Stated goal: From the entries that follow, extract each line holding the string "圣安娜风".

Given data:
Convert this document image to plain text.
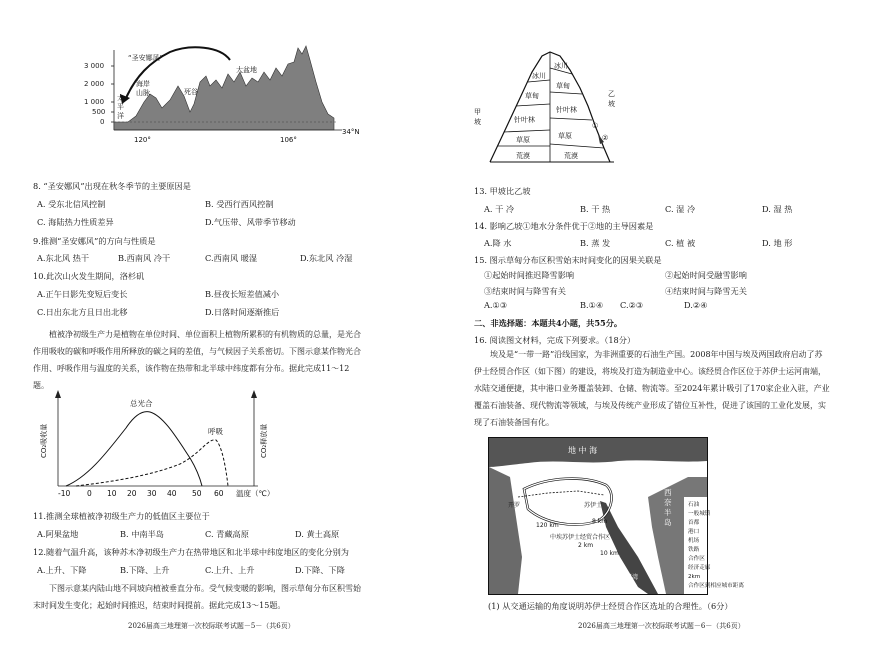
3 000
2 000
1 000
500
0
“圣安娜风”
太
平
洋
海岸
山脉	死谷
大盆地
120°	106°
34°N
8. “圣安娜风”出现在秋冬季节的主要原因是
A. 受东北信风控制	B. 受西行西风控制
C. 海陆热力性质差异	D.气压带、风带季节移动
9.推测“圣安娜风”的方向与性质是
A.东北风 热干	B.西南风 冷干	C.西南风 暖湿	D.东北风 冷湿
10.此次山火发生期间，洛杉矶
A.正午日影先变短后变长	B.昼夜长短差值减小
C.日出东北方且日出北移	D.日落时间逐渐推后
植被净初级生产力是植物在单位时间、单位面积上植物所累积的有机物质的总量，是光合作用吸收的碳和呼吸作用所释放的碳之间的差值，与气候因子关系密切。下图示意某作物光合作用、呼吸作用与温度的关系，该作物在热带和北半球中纬度都有分布。据此完成11～12题。
CO₂吸收量	CO₂释放量
总光合
呼吸
-10 0 10 20 30 40 50 60 温度（℃）
11.推测全球植被净初级生产力的低值区主要位于
A.阿果盆地	B. 中南半岛	C. 青藏高原	D. 黄土高原
12.随着气温升高，该种苏木净初级生产力在热带地区和北半球中纬度地区的变化分别为
A.上升、下降	B.下降、上升	C.上升、上升	D.下降、下降
下图示意某内陆山地不同坡向植被垂直分布。受气候变暖的影响，图示草甸分布区积雪始末时间发生变化；起始时间推迟，结束时间提前。据此完成13～15题。
2026届高三地理第一次校际联考试题－5－（共6页）
冰川
草甸
针叶林
草原
荒漠
冰川
草甸
针叶林
草原
荒漠
甲
坡
乙
坡
①
②
13. 甲坡比乙坡
A. 干 冷	B. 干 热	C. 湿 冷	D. 湿 热
14. 影响乙坡①地水分条件优于②地的主导因素是
A.降 水	B. 蒸 发	C. 植 被	D. 地 形
15. 图示草甸分布区积雪始末时间变化的因果关联是
①起始时间推迟降雪影响	②起始时间受融雪影响
③结束时间与降雪有关	④结束时间与降雪无关
A.①③	B.①④ C.②③	D.②④
二、非选择题：本题共4小题，共55分。
16. 阅读图文材料，完成下列要求。（18分）
埃及是“一带一路”沿线国家，为非洲重要的石油生产国。2008年中国与埃及两国政府启动了苏伊士经贸合作区（如下图）的建设，将埃及打造为制造业中心。该经贸合作区位于苏伊士运河南端，水陆交通便捷，其中港口业务覆盖装卸、仓储、物流等。至2024年累计吸引了170家企业入驻，产业覆盖石油装备、现代物流等领域，与埃及传统产业形成了错位互补性，促进了该国的工业化发展，实现了石油装备国有化。
地 中 海
开罗	苏伊士
中埃苏伊士经贸合作区
120 km
8 km
2 km
10 km
亚喀巴湾
西
奈
半
岛
石油
一般城镇
首都
港口
机场
铁路
合作区
经济走廊
2km
合作区到相应城市距离
(1) 从交通运输的角度说明苏伊士经贸合作区选址的合理性。（6分）
2026届高三地理第一次校际联考试题－6－（共6页）
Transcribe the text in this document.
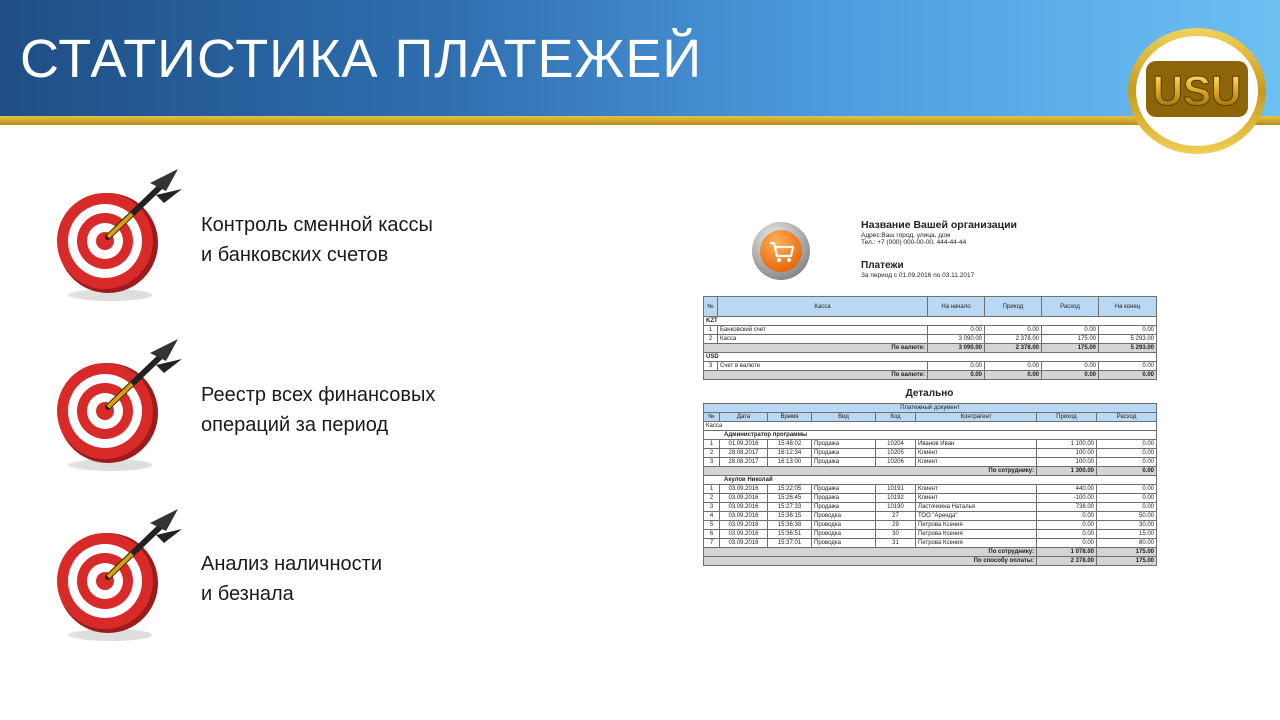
СТАТИСТИКА ПЛАТЕЖЕЙ
USU
Контроль сменной кассы
и банковских счетов
Реестр всех финансовых
операций за период
Анализ наличности
и безнала
Название Вашей организации
Адрес:Ваш город, улица, дом
Тел.: +7 (000) 000-00-00, 444-44-44
Платежи
За период с 01.09.2016 по 03.11.2017
№	Касса	На начало	Приход	Расход	На конец
KZT					
1	Банковский счет	0.00	0.00	0.00	0.00
2	Касса	3 090.00	2 378.00	175.00	5 293.00
По валюте:		3 090.00	2 378.00	175.00	5 293.00
USD					
3	Счет в валюте	0.00	0.00	0.00	0.00
По валюте:		0.00	0.00	0.00	0.00
Детально
Платежный документ							
№	Дата	Время	Вид	Код	Контрагент	Приход	Расход
Касса							
Администратор программы							
1	01.09.2016	15:48:02	Продажа	10204	Иванов Иван	1 100.00	0.00
2	28.08.2017	16:12:34	Продажа	10205	Клиент	100.00	0.00
3	28.08.2017	16:13:00	Продажа	10206	Клиент	100.00	0.00
По сотруднику:						1 300.00	0.00
Акулов Николай							
1	03.09.2016	15:22:05	Продажа	10191	Клиент	440.00	0.00
2	03.09.2016	15:26:45	Продажа	10192	Клиент	-100.00	0.00
3	03.09.2016	15:27:33	Продажа	10190	Ласточкина Наталья	738.00	0.00
4	03.09.2016	15:36:15	Проводка	27	ТОО "Аренда"	0.00	50.00
5	03.09.2016	15:36:38	Проводка	29	Петрова Ксения	0.00	30.00
6	03.09.2016	15:36:51	Проводка	30	Петрова Ксения	0.00	15.00
7	03.09.2016	15:37:01	Проводка	31	Петрова Ксения	0.00	80.00
По сотруднику:						1 078.00	175.00
По способу оплаты:						2 378.00	175.00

Response for this exercise:
“圣安娜风”
8. “圣安娜风”出现在秋冬季节的主要原因是
9.推测“圣安娜风”的方向与性质是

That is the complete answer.